>> start Data supplied

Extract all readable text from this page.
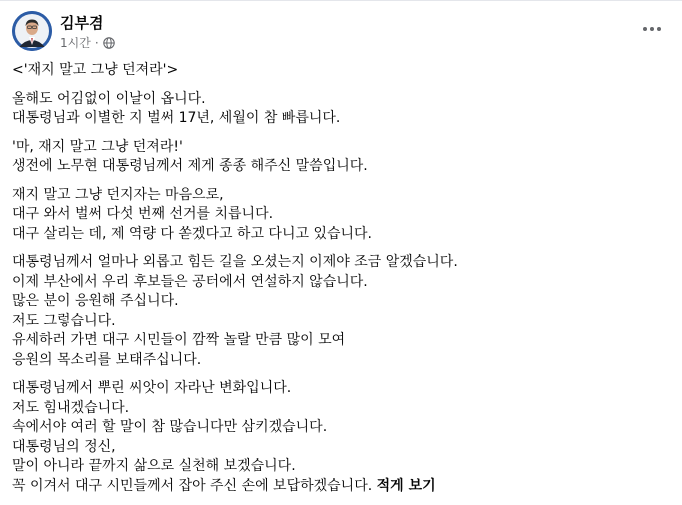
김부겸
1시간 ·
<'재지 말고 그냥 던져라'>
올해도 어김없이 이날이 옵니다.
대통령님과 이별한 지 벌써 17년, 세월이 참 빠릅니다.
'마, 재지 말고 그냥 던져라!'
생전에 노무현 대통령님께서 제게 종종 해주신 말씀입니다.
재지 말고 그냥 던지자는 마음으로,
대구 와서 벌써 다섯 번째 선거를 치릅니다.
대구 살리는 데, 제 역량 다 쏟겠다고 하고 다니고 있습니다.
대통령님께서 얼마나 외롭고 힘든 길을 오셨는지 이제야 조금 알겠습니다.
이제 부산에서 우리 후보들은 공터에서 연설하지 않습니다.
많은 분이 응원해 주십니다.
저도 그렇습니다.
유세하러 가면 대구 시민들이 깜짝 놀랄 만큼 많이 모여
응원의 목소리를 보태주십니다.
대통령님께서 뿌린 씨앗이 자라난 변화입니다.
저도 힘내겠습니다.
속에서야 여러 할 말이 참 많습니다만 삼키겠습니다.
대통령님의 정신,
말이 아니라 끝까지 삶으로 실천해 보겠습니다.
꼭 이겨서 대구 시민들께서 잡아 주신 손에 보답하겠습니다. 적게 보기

>> end Data supplied

* **Given exercise**: Show every line from the entries above in which the word "대통령님께서" appears.

* **The completed task**:
생전에 노무현 대통령님께서 제게 종종 해주신 말씀입니다.
대통령님께서 얼마나 외롭고 힘든 길을 오셨는지 이제야 조금 알겠습니다.
대통령님께서 뿌린 씨앗이 자라난 변화입니다.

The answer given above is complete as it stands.